| Records supplied |
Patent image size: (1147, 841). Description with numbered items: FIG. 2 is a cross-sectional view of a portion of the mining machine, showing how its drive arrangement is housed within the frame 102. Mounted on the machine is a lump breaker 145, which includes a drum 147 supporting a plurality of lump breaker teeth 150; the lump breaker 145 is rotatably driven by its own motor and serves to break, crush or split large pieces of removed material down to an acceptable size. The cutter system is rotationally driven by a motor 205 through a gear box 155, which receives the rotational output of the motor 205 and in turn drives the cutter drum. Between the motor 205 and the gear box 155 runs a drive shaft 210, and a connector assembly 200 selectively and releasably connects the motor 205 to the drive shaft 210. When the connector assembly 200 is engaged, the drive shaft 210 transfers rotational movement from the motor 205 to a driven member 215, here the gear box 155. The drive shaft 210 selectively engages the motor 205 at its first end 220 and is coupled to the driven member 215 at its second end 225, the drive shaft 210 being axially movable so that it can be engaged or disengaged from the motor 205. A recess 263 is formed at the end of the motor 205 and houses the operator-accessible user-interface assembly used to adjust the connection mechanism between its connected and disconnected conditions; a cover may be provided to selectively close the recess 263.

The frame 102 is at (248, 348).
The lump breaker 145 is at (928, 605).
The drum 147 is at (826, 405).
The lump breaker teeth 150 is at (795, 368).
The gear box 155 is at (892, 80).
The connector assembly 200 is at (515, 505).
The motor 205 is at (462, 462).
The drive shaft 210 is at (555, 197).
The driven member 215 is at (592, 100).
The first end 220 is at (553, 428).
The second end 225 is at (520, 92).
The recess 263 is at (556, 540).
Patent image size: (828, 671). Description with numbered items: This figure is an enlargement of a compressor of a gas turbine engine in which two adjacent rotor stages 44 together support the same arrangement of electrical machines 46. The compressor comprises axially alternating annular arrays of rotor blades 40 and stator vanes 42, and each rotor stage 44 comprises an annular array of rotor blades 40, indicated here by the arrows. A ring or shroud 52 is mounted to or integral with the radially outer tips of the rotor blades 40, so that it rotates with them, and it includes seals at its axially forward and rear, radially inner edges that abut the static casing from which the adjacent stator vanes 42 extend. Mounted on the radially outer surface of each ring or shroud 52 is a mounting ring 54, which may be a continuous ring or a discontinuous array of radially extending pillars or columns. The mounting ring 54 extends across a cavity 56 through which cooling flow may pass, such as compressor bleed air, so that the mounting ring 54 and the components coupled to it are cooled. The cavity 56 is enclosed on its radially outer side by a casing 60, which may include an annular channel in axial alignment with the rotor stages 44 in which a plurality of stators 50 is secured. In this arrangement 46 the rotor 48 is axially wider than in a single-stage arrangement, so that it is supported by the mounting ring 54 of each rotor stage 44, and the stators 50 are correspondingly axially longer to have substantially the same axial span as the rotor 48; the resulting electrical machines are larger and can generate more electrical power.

| Aim |
Copy all of the records above verbatim, line for line.

| Finished task |
Patent image size: (1147, 841). Description with numbered items: FIG. 2 is a cross-sectional view of a portion of the mining machine, showing how its drive arrangement is housed within the frame 102. Mounted on the machine is a lump breaker 145, which includes a drum 147 supporting a plurality of lump breaker teeth 150; the lump breaker 145 is rotatably driven by its own motor and serves to break, crush or split large pieces of removed material down to an acceptable size. The cutter system is rotationally driven by a motor 205 through a gear box 155, which receives the rotational output of the motor 205 and in turn drives the cutter drum. Between the motor 205 and the gear box 155 runs a drive shaft 210, and a connector assembly 200 selectively and releasably connects the motor 205 to the drive shaft 210. When the connector assembly 200 is engaged, the drive shaft 210 transfers rotational movement from the motor 205 to a driven member 215, here the gear box 155. The drive shaft 210 selectively engages the motor 205 at its first end 220 and is coupled to the driven member 215 at its second end 225, the drive shaft 210 being axially movable so that it can be engaged or disengaged from the motor 205. A recess 263 is formed at the end of the motor 205 and houses the operator-accessible user-interface assembly used to adjust the connection mechanism between its connected and disconnected conditions; a cover may be provided to selectively close the recess 263.

The frame 102 is at (248, 348).
The lump breaker 145 is at (928, 605).
The drum 147 is at (826, 405).
The lump breaker teeth 150 is at (795, 368).
The gear box 155 is at (892, 80).
The connector assembly 200 is at (515, 505).
The motor 205 is at (462, 462).
The drive shaft 210 is at (555, 197).
The driven member 215 is at (592, 100).
The first end 220 is at (553, 428).
The second end 225 is at (520, 92).
The recess 263 is at (556, 540).
Patent image size: (828, 671). Description with numbered items: This figure is an enlargement of a compressor of a gas turbine engine in which two adjacent rotor stages 44 together support the same arrangement of electrical machines 46. The compressor comprises axially alternating annular arrays of rotor blades 40 and stator vanes 42, and each rotor stage 44 comprises an annular array of rotor blades 40, indicated here by the arrows. A ring or shroud 52 is mounted to or integral with the radially outer tips of the rotor blades 40, so that it rotates with them, and it includes seals at its axially forward and rear, radially inner edges that abut the static casing from which the adjacent stator vanes 42 extend. Mounted on the radially outer surface of each ring or shroud 52 is a mounting ring 54, which may be a continuous ring or a discontinuous array of radially extending pillars or columns. The mounting ring 54 extends across a cavity 56 through which cooling flow may pass, such as compressor bleed air, so that the mounting ring 54 and the components coupled to it are cooled. The cavity 56 is enclosed on its radially outer side by a casing 60, which may include an annular channel in axial alignment with the rotor stages 44 in which a plurality of stators 50 is secured. In this arrangement 46 the rotor 48 is axially wider than in a single-stage arrangement, so that it is supported by the mounting ring 54 of each rotor stage 44, and the stators 50 are correspondingly axially longer to have substantially the same axial span as the rotor 48; the resulting electrical machines are larger and can generate more electrical power.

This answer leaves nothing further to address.